Exercise details:
All entries should be output exactly as they stand.

Records to use:
────────────────────────────────────────

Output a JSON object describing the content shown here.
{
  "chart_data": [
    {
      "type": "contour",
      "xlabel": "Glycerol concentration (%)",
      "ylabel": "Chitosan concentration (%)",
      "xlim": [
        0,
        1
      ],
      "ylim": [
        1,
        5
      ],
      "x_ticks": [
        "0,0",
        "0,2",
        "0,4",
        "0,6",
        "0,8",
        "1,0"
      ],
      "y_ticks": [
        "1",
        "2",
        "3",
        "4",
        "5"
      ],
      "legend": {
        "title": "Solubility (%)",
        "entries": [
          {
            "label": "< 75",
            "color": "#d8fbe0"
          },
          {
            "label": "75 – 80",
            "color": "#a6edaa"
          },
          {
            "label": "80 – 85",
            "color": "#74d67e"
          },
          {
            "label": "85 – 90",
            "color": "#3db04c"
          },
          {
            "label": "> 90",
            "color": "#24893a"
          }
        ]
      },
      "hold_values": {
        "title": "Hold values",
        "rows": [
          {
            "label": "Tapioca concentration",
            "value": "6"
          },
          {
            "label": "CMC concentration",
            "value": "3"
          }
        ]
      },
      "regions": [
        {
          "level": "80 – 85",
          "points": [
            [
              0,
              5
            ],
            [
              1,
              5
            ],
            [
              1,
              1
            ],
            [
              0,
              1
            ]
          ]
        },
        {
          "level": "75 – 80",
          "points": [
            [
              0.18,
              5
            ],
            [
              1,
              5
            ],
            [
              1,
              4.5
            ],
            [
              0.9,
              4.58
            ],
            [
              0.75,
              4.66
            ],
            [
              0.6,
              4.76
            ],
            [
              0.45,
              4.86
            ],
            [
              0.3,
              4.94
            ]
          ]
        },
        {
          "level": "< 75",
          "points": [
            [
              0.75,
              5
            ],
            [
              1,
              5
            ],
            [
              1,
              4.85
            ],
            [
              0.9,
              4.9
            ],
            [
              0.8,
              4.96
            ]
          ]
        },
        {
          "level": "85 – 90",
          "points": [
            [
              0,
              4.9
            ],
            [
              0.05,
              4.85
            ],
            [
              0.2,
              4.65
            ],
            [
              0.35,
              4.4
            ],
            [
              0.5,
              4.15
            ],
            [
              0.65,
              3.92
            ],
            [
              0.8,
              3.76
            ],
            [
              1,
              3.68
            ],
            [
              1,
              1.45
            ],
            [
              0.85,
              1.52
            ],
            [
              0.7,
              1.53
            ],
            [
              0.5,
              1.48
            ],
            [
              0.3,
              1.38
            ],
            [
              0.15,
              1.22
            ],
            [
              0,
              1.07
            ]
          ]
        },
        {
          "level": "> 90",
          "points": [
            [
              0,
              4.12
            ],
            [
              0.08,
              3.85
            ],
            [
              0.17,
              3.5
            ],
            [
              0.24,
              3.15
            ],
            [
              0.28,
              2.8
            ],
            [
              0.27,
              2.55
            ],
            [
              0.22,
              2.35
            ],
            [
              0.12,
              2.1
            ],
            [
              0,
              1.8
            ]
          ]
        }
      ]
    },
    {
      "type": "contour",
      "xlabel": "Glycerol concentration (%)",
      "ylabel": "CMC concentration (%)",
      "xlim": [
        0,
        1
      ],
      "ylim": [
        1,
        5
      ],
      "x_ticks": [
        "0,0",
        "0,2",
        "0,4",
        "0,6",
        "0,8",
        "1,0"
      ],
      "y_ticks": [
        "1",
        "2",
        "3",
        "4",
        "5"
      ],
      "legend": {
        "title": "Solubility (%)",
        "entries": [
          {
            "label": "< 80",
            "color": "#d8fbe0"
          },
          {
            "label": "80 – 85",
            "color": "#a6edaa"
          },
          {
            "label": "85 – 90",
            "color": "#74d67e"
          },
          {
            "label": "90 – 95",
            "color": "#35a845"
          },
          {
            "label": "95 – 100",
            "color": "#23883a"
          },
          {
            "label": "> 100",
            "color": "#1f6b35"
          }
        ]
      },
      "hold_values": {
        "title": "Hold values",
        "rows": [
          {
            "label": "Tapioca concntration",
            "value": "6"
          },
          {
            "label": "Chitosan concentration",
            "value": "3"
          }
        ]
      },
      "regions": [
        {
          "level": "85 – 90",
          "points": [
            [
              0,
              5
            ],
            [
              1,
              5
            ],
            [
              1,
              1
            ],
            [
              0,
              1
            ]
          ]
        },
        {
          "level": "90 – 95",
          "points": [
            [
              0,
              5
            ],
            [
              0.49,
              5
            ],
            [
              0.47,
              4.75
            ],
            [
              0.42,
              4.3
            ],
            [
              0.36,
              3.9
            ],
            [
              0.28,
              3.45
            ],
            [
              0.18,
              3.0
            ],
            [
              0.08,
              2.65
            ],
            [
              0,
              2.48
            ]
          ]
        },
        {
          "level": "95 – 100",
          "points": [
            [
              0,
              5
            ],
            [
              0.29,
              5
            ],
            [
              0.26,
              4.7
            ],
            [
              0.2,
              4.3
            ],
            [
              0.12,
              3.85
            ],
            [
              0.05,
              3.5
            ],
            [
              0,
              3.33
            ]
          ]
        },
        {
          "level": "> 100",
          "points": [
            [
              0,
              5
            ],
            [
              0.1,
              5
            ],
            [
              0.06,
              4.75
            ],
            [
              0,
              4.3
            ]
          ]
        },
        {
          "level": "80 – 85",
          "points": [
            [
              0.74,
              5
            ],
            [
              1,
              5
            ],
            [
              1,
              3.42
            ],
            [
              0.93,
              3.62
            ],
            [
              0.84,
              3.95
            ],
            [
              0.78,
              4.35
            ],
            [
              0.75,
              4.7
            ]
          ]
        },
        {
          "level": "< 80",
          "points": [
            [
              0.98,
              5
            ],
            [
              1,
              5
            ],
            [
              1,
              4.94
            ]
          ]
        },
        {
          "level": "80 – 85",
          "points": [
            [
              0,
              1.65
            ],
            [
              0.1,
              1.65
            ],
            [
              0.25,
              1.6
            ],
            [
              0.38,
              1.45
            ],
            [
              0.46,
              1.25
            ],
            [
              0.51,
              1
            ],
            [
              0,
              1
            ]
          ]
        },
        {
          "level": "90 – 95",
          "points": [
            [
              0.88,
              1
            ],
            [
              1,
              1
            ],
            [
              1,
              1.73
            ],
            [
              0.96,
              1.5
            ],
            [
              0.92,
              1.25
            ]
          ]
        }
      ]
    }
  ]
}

────────────────────────────────────────

Task output:
Output a JSON object describing the content shown here.
{
  "chart_data": [
    {
      "type": "contour",
      "xlabel": "Glycerol concentration (%)",
      "ylabel": "Chitosan concentration (%)",
      "xlim": [
        0,
        1
      ],
      "ylim": [
        1,
        5
      ],
      "x_ticks": [
        "0,0",
        "0,2",
        "0,4",
        "0,6",
        "0,8",
        "1,0"
      ],
      "y_ticks": [
        "1",
        "2",
        "3",
        "4",
        "5"
      ],
      "legend": {
        "title": "Solubility (%)",
        "entries": [
          {
            "label": "< 75",
            "color": "#d8fbe0"
          },
          {
            "label": "75 – 80",
            "color": "#a6edaa"
          },
          {
            "label": "80 – 85",
            "color": "#74d67e"
          },
          {
            "label": "85 – 90",
            "color": "#3db04c"
          },
          {
            "label": "> 90",
            "color": "#24893a"
          }
        ]
      },
      "hold_values": {
        "title": "Hold values",
        "rows": [
          {
            "label": "Tapioca concentration",
            "value": "6"
          },
          {
            "label": "CMC concentration",
            "value": "3"
          }
        ]
      },
      "regions": [
        {
          "level": "80 – 85",
          "points": [
            [
              0,
              5
            ],
            [
              1,
              5
            ],
            [
              1,
              1
            ],
            [
              0,
              1
            ]
          ]
        },
        {
          "level": "75 – 80",
          "points": [
            [
              0.18,
              5
            ],
            [
              1,
              5
            ],
            [
              1,
              4.5
            ],
            [
              0.9,
              4.58
            ],
            [
              0.75,
              4.66
            ],
            [
              0.6,
              4.76
            ],
            [
              0.45,
              4.86
            ],
            [
              0.3,
              4.94
            ]
          ]
        },
        {
          "level": "< 75",
          "points": [
            [
              0.75,
              5
            ],
            [
              1,
              5
            ],
            [
              1,
              4.85
            ],
            [
              0.9,
              4.9
            ],
            [
              0.8,
              4.96
            ]
          ]
        },
        {
          "level": "85 – 90",
          "points": [
            [
              0,
              4.9
            ],
            [
              0.05,
              4.85
            ],
            [
              0.2,
              4.65
            ],
            [
              0.35,
              4.4
            ],
            [
              0.5,
              4.15
            ],
            [
              0.65,
              3.92
            ],
            [
              0.8,
              3.76
            ],
            [
              1,
              3.68
            ],
            [
              1,
              1.45
            ],
            [
              0.85,
              1.52
            ],
            [
              0.7,
              1.53
            ],
            [
              0.5,
              1.48
            ],
            [
              0.3,
              1.38
            ],
            [
              0.15,
              1.22
            ],
            [
              0,
              1.07
            ]
          ]
        },
        {
          "level": "> 90",
          "points": [
            [
              0,
              4.12
            ],
            [
              0.08,
              3.85
            ],
            [
              0.17,
              3.5
            ],
            [
              0.24,
              3.15
            ],
            [
              0.28,
              2.8
            ],
            [
              0.27,
              2.55
            ],
            [
              0.22,
              2.35
            ],
            [
              0.12,
              2.1
            ],
            [
              0,
              1.8
            ]
          ]
        }
      ]
    },
    {
      "type": "contour",
      "xlabel": "Glycerol concentration (%)",
      "ylabel": "CMC concentration (%)",
      "xlim": [
        0,
        1
      ],
      "ylim": [
        1,
        5
      ],
      "x_ticks": [
        "0,0",
        "0,2",
        "0,4",
        "0,6",
        "0,8",
        "1,0"
      ],
      "y_ticks": [
        "1",
        "2",
        "3",
        "4",
        "5"
      ],
      "legend": {
        "title": "Solubility (%)",
        "entries": [
          {
            "label": "< 80",
            "color": "#d8fbe0"
          },
          {
            "label": "80 – 85",
            "color": "#a6edaa"
          },
          {
            "label": "85 – 90",
            "color": "#74d67e"
          },
          {
            "label": "90 – 95",
            "color": "#35a845"
          },
          {
            "label": "95 – 100",
            "color": "#23883a"
          },
          {
            "label": "> 100",
            "color": "#1f6b35"
          }
        ]
      },
      "hold_values": {
        "title": "Hold values",
        "rows": [
          {
            "label": "Tapioca concntration",
            "value": "6"
          },
          {
            "label": "Chitosan concentration",
            "value": "3"
          }
        ]
      },
      "regions": [
        {
          "level": "85 – 90",
          "points": [
            [
              0,
              5
            ],
            [
              1,
              5
            ],
            [
              1,
              1
            ],
            [
              0,
              1
            ]
          ]
        },
        {
          "level": "90 – 95",
          "points": [
            [
              0,
              5
            ],
            [
              0.49,
              5
            ],
            [
              0.47,
              4.75
            ],
            [
              0.42,
              4.3
            ],
            [
              0.36,
              3.9
            ],
            [
              0.28,
              3.45
            ],
            [
              0.18,
              3.0
            ],
            [
              0.08,
              2.65
            ],
            [
              0,
              2.48
            ]
          ]
        },
        {
          "level": "95 – 100",
          "points": [
            [
              0,
              5
            ],
            [
              0.29,
              5
            ],
            [
              0.26,
              4.7
            ],
            [
              0.2,
              4.3
            ],
            [
              0.12,
              3.85
            ],
            [
              0.05,
              3.5
            ],
            [
              0,
              3.33
            ]
          ]
        },
        {
          "level": "> 100",
          "points": [
            [
              0,
              5
            ],
            [
              0.1,
              5
            ],
            [
              0.06,
              4.75
            ],
            [
              0,
              4.3
            ]
          ]
        },
        {
          "level": "80 – 85",
          "points": [
            [
              0.74,
              5
            ],
            [
              1,
              5
            ],
            [
              1,
              3.42
            ],
            [
              0.93,
              3.62
            ],
            [
              0.84,
              3.95
            ],
            [
              0.78,
              4.35
            ],
            [
              0.75,
              4.7
            ]
          ]
        },
        {
          "level": "< 80",
          "points": [
            [
              0.98,
              5
            ],
            [
              1,
              5
            ],
            [
              1,
              4.94
            ]
          ]
        },
        {
          "level": "80 – 85",
          "points": [
            [
              0,
              1.65
            ],
            [
              0.1,
              1.65
            ],
            [
              0.25,
              1.6
            ],
            [
              0.38,
              1.45
            ],
            [
              0.46,
              1.25
            ],
            [
              0.51,
              1
            ],
            [
              0,
              1
            ]
          ]
        },
        {
          "level": "90 – 95",
          "points": [
            [
              0.88,
              1
            ],
            [
              1,
              1
            ],
            [
              1,
              1.73
            ],
            [
              0.96,
              1.5
            ],
            [
              0.92,
              1.25
            ]
          ]
        }
      ]
    }
  ]
}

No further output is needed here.